■ Problem description
Of all the lines in the data below, how many contain "DIPLOMA"? Report that number alone.

%%

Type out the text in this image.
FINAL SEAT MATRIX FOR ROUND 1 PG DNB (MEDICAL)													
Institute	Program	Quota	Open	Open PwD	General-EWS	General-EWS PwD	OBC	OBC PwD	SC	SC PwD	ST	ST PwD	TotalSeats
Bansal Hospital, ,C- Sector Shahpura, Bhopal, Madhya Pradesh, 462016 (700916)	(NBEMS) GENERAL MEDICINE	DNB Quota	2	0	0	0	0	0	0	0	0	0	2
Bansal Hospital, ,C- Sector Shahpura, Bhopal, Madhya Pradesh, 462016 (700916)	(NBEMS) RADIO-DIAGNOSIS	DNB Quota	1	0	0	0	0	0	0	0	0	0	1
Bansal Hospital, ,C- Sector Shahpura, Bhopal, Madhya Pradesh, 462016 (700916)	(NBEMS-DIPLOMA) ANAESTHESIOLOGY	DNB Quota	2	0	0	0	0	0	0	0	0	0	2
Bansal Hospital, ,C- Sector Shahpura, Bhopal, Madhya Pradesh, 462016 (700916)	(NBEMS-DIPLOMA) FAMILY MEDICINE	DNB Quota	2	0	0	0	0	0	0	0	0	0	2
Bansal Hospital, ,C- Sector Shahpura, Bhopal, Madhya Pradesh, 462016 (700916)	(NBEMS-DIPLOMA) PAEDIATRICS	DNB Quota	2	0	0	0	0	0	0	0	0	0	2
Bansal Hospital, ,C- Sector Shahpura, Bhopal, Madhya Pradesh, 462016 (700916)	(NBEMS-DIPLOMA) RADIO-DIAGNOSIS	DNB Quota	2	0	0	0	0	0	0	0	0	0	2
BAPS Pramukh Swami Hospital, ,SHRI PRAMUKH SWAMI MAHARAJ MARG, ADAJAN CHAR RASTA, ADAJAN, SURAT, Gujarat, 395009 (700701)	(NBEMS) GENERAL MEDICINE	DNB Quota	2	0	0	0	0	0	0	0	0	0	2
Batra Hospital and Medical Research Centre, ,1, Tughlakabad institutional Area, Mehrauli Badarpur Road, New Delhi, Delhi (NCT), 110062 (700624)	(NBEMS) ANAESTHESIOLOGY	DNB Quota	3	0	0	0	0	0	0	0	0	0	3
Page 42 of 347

%%
%%

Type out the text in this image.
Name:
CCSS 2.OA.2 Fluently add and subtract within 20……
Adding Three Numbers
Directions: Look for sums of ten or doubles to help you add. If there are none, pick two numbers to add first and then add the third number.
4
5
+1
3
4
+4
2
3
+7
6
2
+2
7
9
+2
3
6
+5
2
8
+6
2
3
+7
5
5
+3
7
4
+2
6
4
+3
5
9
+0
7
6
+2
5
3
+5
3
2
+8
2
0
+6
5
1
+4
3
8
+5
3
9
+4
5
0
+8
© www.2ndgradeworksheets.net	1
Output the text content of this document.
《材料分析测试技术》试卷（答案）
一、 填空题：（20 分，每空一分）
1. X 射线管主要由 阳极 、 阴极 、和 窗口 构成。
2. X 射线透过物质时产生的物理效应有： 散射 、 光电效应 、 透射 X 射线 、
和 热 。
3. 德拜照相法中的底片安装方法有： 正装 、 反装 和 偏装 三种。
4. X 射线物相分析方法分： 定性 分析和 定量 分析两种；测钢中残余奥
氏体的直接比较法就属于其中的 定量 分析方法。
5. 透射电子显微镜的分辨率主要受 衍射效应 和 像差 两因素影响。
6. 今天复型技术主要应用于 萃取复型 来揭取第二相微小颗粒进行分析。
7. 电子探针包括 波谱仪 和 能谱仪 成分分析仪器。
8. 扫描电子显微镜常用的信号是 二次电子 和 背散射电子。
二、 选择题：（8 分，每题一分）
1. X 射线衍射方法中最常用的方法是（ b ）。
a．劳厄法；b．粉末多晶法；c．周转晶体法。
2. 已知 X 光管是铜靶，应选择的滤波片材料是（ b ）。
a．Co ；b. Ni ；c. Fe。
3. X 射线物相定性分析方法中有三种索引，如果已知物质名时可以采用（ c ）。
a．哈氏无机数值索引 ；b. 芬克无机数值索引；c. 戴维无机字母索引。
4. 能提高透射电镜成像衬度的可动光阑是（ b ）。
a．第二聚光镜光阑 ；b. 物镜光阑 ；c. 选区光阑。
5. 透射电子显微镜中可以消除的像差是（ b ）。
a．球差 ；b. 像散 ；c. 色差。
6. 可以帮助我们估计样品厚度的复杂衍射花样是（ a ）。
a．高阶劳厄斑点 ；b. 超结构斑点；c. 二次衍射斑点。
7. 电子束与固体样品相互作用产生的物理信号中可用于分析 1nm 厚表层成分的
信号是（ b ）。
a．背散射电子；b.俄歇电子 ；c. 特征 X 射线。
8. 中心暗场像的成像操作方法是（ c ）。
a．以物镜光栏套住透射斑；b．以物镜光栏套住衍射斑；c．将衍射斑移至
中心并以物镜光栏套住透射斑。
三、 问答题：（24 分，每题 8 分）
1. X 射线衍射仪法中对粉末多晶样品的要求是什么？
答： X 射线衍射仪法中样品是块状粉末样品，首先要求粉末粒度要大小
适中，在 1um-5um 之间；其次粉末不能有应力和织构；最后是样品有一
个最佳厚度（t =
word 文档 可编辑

%%

■ Answer to the exercise
4